[Task description]
Retype each entry below, keeping every character the same.
[Records for this task start]
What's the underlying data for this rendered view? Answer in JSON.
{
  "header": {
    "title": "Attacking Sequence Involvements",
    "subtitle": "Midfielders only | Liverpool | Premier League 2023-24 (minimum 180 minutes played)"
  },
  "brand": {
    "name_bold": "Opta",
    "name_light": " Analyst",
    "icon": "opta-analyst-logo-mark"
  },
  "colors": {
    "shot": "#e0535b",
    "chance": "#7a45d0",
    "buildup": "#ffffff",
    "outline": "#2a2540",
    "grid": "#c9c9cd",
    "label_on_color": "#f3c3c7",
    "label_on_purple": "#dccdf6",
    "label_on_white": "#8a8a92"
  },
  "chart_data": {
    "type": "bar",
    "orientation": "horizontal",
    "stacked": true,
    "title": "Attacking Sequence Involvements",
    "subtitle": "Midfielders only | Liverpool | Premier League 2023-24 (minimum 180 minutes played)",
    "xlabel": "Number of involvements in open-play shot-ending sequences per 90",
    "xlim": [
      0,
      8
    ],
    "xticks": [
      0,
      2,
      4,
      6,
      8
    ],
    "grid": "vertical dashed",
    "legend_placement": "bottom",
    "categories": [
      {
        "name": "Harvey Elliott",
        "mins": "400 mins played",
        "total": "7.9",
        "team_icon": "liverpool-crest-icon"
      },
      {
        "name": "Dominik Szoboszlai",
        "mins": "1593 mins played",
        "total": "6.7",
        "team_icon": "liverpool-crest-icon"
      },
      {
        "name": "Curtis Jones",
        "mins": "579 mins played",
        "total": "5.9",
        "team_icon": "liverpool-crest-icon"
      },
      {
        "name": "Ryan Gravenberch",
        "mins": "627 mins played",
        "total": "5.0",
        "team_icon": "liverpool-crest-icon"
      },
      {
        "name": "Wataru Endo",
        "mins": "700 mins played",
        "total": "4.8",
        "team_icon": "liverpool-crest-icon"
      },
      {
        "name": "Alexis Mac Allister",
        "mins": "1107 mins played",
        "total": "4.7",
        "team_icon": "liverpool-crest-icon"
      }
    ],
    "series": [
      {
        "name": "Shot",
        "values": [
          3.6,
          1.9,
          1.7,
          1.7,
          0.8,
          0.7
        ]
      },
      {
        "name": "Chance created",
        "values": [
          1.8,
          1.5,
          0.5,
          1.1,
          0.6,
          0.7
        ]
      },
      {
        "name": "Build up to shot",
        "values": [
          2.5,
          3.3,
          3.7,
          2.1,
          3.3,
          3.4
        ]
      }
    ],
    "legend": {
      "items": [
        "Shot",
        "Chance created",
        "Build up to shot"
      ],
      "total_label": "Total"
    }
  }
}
[Records for this task end]
[Response to this exercise]
What's the underlying data for this rendered view? Answer in JSON.
{
  "header": {
    "title": "Attacking Sequence Involvements",
    "subtitle": "Midfielders only | Liverpool | Premier League 2023-24 (minimum 180 minutes played)"
  },
  "brand": {
    "name_bold": "Opta",
    "name_light": " Analyst",
    "icon": "opta-analyst-logo-mark"
  },
  "colors": {
    "shot": "#e0535b",
    "chance": "#7a45d0",
    "buildup": "#ffffff",
    "outline": "#2a2540",
    "grid": "#c9c9cd",
    "label_on_color": "#f3c3c7",
    "label_on_purple": "#dccdf6",
    "label_on_white": "#8a8a92"
  },
  "chart_data": {
    "type": "bar",
    "orientation": "horizontal",
    "stacked": true,
    "title": "Attacking Sequence Involvements",
    "subtitle": "Midfielders only | Liverpool | Premier League 2023-24 (minimum 180 minutes played)",
    "xlabel": "Number of involvements in open-play shot-ending sequences per 90",
    "xlim": [
      0,
      8
    ],
    "xticks": [
      0,
      2,
      4,
      6,
      8
    ],
    "grid": "vertical dashed",
    "legend_placement": "bottom",
    "categories": [
      {
        "name": "Harvey Elliott",
        "mins": "400 mins played",
        "total": "7.9",
        "team_icon": "liverpool-crest-icon"
      },
      {
        "name": "Dominik Szoboszlai",
        "mins": "1593 mins played",
        "total": "6.7",
        "team_icon": "liverpool-crest-icon"
      },
      {
        "name": "Curtis Jones",
        "mins": "579 mins played",
        "total": "5.9",
        "team_icon": "liverpool-crest-icon"
      },
      {
        "name": "Ryan Gravenberch",
        "mins": "627 mins played",
        "total": "5.0",
        "team_icon": "liverpool-crest-icon"
      },
      {
        "name": "Wataru Endo",
        "mins": "700 mins played",
        "total": "4.8",
        "team_icon": "liverpool-crest-icon"
      },
      {
        "name": "Alexis Mac Allister",
        "mins": "1107 mins played",
        "total": "4.7",
        "team_icon": "liverpool-crest-icon"
      }
    ],
    "series": [
      {
        "name": "Shot",
        "values": [
          3.6,
          1.9,
          1.7,
          1.7,
          0.8,
          0.7
        ]
      },
      {
        "name": "Chance created",
        "values": [
          1.8,
          1.5,
          0.5,
          1.1,
          0.6,
          0.7
        ]
      },
      {
        "name": "Build up to shot",
        "values": [
          2.5,
          3.3,
          3.7,
          2.1,
          3.3,
          3.4
        ]
      }
    ],
    "legend": {
      "items": [
        "Shot",
        "Chance created",
        "Build up to shot"
      ],
      "total_label": "Total"
    }
  }
}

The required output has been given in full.